▶ _What you will do_: List every line in the records below that contains the string "screenshot", copying each line in full.
=== Given records ===
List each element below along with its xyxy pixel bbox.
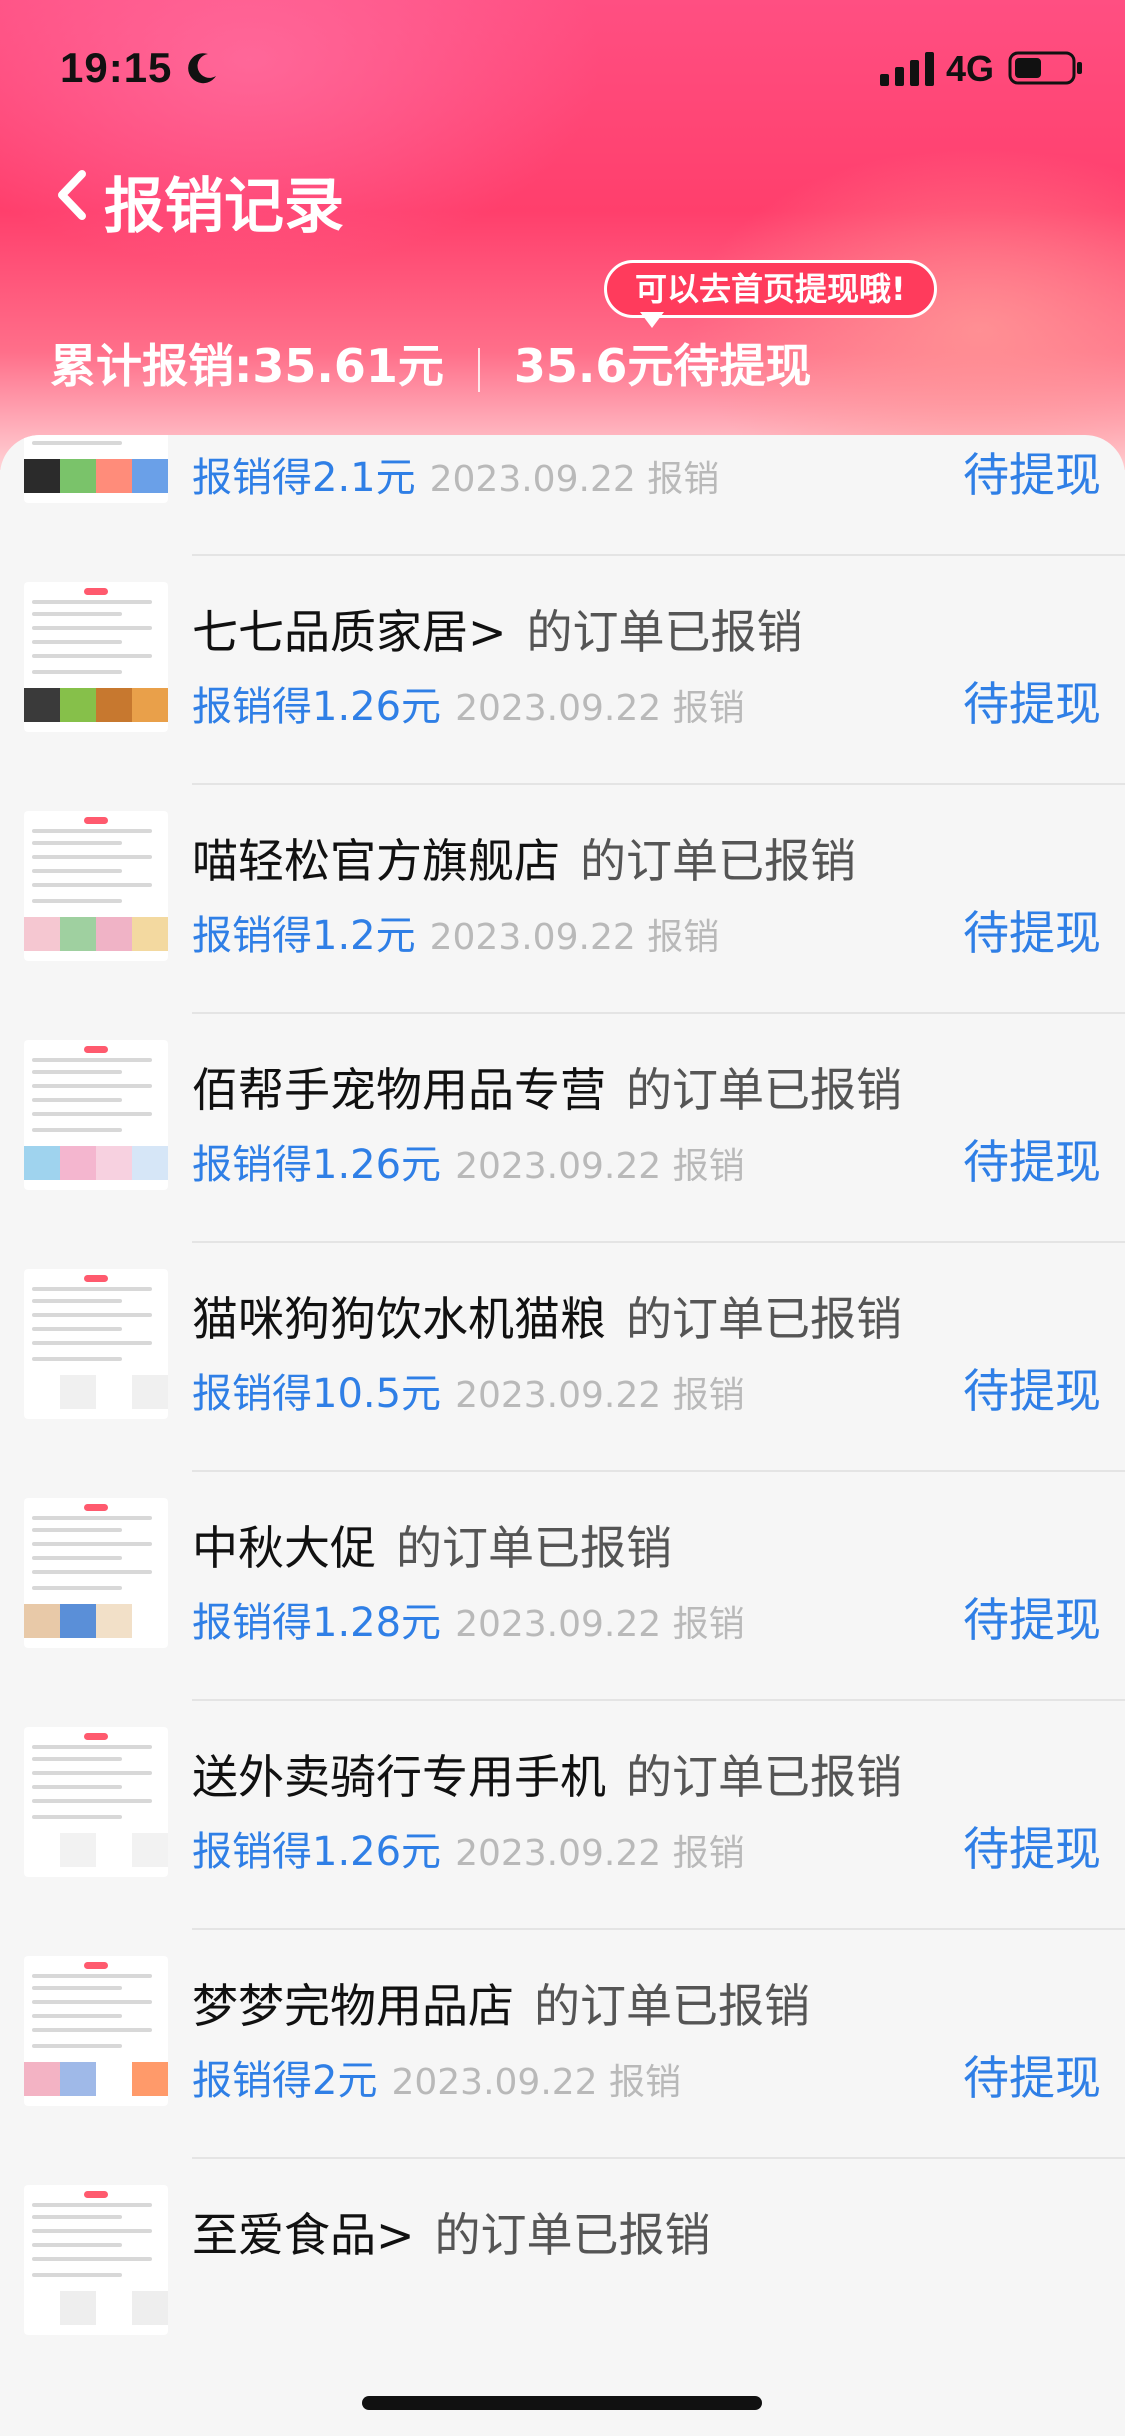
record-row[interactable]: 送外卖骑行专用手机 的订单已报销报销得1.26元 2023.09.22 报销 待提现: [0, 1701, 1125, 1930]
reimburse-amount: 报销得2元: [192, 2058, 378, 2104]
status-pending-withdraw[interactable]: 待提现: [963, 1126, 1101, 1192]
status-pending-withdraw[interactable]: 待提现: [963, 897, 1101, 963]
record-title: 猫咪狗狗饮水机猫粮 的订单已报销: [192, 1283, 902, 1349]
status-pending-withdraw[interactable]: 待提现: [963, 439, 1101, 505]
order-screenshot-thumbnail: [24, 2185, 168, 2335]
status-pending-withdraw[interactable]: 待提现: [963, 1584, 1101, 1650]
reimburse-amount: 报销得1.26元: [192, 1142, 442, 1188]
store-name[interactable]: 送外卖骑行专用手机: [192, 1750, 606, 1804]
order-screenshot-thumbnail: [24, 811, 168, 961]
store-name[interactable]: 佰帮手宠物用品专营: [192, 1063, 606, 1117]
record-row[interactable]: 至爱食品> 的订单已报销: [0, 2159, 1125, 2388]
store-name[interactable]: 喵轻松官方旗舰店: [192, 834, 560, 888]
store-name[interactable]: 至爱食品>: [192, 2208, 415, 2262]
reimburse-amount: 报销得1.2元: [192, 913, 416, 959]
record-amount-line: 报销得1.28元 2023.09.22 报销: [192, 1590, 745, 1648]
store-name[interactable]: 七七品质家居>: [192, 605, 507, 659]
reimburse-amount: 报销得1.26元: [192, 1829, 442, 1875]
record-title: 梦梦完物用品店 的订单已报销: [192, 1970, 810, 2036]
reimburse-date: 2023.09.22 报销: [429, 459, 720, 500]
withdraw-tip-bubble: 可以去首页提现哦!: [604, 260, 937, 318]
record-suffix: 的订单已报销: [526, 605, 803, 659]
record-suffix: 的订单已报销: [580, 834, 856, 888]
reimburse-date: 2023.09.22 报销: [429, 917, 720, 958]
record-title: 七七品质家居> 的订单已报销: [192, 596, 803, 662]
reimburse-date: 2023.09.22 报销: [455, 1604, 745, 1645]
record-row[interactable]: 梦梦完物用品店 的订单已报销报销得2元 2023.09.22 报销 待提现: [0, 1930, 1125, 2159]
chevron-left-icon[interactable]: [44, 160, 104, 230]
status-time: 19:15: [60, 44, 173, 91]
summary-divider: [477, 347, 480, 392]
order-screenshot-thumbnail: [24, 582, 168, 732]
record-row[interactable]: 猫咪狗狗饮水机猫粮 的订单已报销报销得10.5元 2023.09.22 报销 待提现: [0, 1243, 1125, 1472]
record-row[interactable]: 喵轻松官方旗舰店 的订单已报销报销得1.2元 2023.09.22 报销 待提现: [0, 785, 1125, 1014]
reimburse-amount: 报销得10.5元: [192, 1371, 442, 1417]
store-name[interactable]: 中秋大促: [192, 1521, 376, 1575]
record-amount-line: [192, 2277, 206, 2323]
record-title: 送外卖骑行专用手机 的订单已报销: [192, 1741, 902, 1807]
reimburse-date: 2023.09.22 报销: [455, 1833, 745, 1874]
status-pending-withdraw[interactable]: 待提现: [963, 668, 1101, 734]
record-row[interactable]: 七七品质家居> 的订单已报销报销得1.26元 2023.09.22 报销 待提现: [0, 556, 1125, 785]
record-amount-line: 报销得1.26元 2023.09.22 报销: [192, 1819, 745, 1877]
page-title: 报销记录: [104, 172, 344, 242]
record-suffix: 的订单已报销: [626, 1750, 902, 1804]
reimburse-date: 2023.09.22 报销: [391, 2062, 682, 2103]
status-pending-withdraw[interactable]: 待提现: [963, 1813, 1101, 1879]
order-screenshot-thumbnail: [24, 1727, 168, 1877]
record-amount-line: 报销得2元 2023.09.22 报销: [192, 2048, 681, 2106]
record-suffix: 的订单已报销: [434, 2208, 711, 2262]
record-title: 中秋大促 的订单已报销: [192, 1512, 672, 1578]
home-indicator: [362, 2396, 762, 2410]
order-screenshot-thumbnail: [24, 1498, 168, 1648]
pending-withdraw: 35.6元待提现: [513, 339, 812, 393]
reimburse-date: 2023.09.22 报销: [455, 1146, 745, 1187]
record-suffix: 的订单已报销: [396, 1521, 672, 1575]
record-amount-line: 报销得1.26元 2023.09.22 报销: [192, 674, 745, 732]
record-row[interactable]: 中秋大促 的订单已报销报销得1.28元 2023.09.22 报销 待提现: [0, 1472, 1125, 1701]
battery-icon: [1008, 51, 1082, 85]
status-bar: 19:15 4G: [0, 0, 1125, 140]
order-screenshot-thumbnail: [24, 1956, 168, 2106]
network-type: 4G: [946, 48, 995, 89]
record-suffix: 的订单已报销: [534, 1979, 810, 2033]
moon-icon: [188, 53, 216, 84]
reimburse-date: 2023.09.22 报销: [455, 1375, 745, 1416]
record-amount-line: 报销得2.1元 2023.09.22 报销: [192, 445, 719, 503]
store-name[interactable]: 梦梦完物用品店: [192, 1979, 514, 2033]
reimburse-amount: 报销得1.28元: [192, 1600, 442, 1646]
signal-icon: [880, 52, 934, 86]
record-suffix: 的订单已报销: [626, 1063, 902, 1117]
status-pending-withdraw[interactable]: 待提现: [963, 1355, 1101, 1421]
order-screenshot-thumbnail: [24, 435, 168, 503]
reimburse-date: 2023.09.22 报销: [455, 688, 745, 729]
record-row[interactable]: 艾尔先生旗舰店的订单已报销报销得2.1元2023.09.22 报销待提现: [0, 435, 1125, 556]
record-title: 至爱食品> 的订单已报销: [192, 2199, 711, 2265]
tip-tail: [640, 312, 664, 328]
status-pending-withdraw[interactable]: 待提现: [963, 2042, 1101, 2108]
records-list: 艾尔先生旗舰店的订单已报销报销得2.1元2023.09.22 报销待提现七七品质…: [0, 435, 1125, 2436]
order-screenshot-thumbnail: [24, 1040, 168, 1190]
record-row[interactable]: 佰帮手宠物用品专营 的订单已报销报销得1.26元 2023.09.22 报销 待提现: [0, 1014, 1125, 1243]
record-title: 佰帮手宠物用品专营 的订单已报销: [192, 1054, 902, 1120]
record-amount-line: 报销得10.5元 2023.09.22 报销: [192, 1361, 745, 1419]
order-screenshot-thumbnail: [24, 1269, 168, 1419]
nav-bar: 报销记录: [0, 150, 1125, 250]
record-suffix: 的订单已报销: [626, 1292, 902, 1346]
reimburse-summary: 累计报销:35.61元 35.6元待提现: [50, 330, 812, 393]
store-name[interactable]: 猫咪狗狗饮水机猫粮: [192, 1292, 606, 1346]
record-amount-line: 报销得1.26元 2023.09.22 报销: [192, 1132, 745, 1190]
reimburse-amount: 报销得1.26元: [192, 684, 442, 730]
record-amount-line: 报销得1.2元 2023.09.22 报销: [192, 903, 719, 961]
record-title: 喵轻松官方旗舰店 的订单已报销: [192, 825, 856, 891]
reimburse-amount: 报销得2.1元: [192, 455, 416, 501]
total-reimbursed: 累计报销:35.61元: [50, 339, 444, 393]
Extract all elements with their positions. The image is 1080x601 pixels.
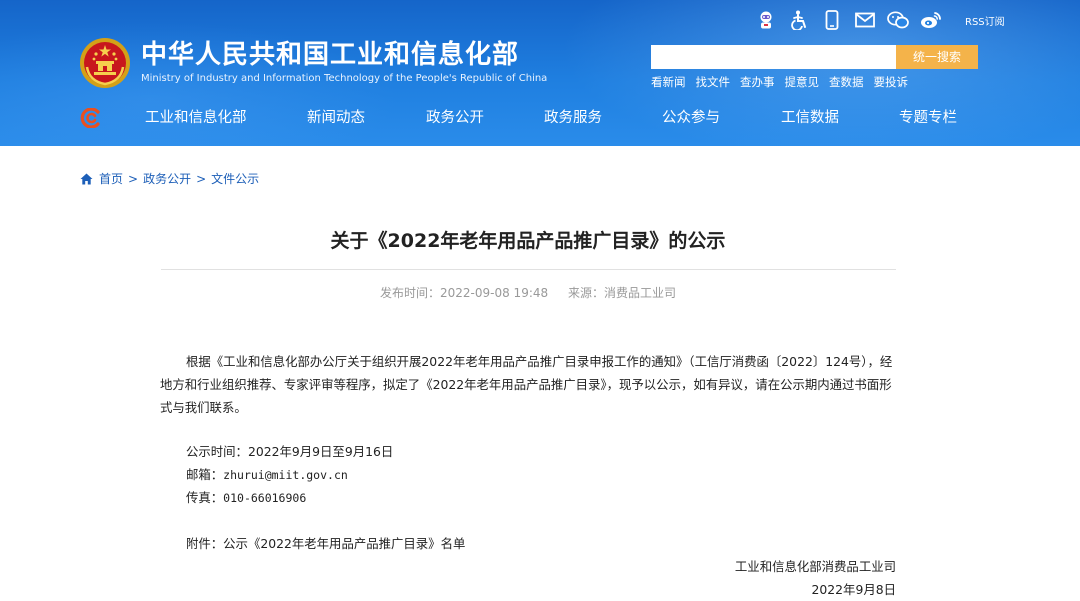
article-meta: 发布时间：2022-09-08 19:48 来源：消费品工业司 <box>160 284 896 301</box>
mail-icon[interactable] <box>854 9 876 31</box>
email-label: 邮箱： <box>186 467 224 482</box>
===
▶ _Finished answer_:
order-screenshot-thumbnail: [24, 2185, 168, 2335]
order-screenshot-thumbnail: [24, 811, 168, 961]
order-screenshot-thumbnail: [24, 582, 168, 732]
order-screenshot-thumbnail: [24, 1727, 168, 1877]
order-screenshot-thumbnail: [24, 1498, 168, 1648]
order-screenshot-thumbnail: [24, 1956, 168, 2106]
order-screenshot-thumbnail: [24, 435, 168, 503]
order-screenshot-thumbnail: [24, 1040, 168, 1190]
order-screenshot-thumbnail: [24, 1269, 168, 1419]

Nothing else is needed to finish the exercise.